TRAVEL HERE: VACATIONS START HERE

Remember when they tried to tell us travel agents were going to disappear, because everyone was going to shop for their travel online.  Well, go ahead and shop, but when it gets time to buy, call your travel agent.  They haven’t gone anywhere and they still book the greater majority of travel.  Besides that, they are free and that’s my price.  My travel agency is CTC  and my travel agent is Sandra Rubio.  Let me tell you about their recent travel show.

What I Didn’t Know

I’ve traveled a lot in my life, but it would be impossible to know everything about the travel industry, because things change all the time.  The the more you know, quite frankly, the better you will travel.  Most of the things I heard at CTC’s travel expo I already knew, but as always, I picked up little tidbits.  Some things help me get better value for my travel dollar.  Others introduce me to exciting new opportunities.

Here’s some of the new tidbits I can picked up this time:

  • BOOK CRUISES EARLY and the more you care about when, where, what boat and what cabin, the earlier you need to book.  2019 is already filling up and some of the best things in 2020 are already gone.  And the industry is very, very serious about this.
  • Yes, you can get short cruises.  Used to be the norm was 14-21 days, but that doesn’t work for Boomers or Millennials and that’s who’s driving the industry now.  There are lots of short 4-5 day cruises leaving American ports and 8-10 day cruises all over the world.

**Raw data:**

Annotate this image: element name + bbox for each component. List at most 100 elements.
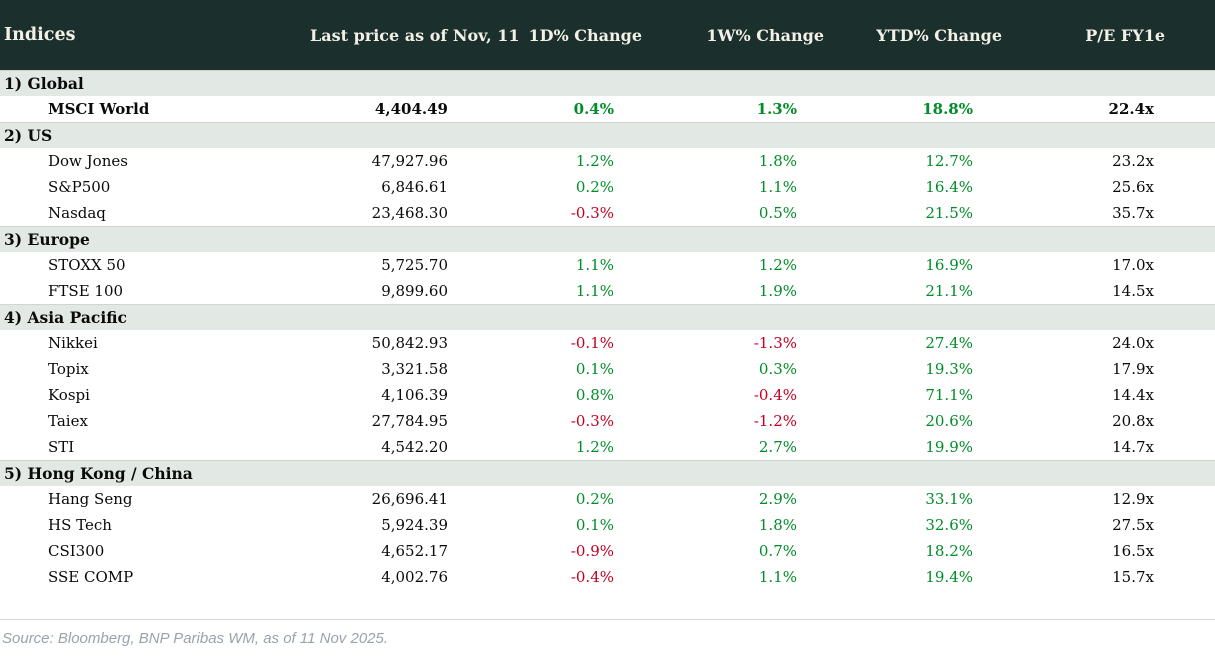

**Exercise objective:**
Answer these from the piece on travel agents:
(a) Who is the writer's travel agent?
(b) Which year is already filling up for cruises?
(c) How long did cruises usually last before shorter ones became common?

**Solution:**
(a) Sandra Rubio
(b) 2019
(c) 14 to 21 days